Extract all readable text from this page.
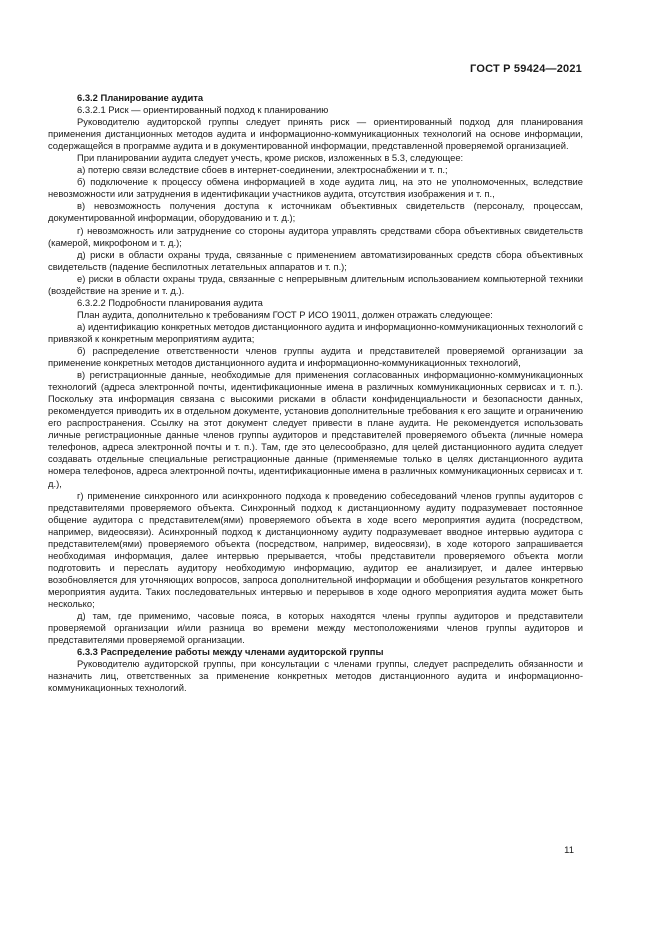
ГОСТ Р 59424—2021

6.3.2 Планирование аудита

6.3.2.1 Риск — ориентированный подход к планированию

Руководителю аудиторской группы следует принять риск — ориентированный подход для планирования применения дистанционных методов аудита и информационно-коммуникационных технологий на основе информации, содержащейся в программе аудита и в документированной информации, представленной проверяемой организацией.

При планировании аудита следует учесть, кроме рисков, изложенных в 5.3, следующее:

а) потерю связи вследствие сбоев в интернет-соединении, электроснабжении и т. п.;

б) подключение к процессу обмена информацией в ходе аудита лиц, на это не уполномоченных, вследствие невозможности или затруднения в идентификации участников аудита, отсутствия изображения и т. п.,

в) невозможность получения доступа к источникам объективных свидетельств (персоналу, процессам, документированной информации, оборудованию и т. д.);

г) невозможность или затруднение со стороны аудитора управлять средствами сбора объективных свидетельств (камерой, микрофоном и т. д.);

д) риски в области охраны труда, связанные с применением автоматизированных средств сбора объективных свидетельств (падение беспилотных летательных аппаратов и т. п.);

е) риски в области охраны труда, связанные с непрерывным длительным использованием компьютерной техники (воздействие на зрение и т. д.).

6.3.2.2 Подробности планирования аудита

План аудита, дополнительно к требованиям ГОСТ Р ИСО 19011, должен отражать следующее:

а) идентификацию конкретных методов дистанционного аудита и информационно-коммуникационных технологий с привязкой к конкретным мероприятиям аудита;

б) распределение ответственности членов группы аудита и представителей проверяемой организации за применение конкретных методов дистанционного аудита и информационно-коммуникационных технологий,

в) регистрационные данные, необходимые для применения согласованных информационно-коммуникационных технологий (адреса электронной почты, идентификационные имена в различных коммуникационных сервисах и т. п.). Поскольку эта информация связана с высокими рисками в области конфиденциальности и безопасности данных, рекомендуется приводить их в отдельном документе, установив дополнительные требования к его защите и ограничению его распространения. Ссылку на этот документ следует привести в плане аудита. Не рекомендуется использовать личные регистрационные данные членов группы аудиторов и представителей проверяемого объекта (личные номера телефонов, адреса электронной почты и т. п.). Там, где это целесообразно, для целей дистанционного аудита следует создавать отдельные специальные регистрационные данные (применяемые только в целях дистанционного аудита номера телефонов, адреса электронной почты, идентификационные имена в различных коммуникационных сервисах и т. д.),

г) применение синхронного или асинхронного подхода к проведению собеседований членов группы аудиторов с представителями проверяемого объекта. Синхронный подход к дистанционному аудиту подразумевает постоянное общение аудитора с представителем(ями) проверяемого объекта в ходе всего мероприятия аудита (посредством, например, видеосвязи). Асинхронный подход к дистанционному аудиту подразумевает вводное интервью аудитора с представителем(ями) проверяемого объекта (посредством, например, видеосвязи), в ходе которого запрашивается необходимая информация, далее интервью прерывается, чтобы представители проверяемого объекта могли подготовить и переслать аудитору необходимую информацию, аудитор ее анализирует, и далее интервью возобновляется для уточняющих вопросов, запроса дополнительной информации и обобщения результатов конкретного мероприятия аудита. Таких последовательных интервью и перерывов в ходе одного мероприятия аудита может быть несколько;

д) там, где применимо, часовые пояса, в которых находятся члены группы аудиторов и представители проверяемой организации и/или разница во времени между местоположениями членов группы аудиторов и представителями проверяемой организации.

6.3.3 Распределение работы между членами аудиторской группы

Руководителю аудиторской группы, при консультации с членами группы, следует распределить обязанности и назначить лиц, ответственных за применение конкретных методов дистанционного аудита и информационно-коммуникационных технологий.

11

_____

● **Aim**
Using the material above, gather every line that includes "ГОСТ".

● **The solution**
ГОСТ Р 59424—2021
План аудита, дополнительно к требованиям ГОСТ Р ИСО 19011, должен отражать следующее:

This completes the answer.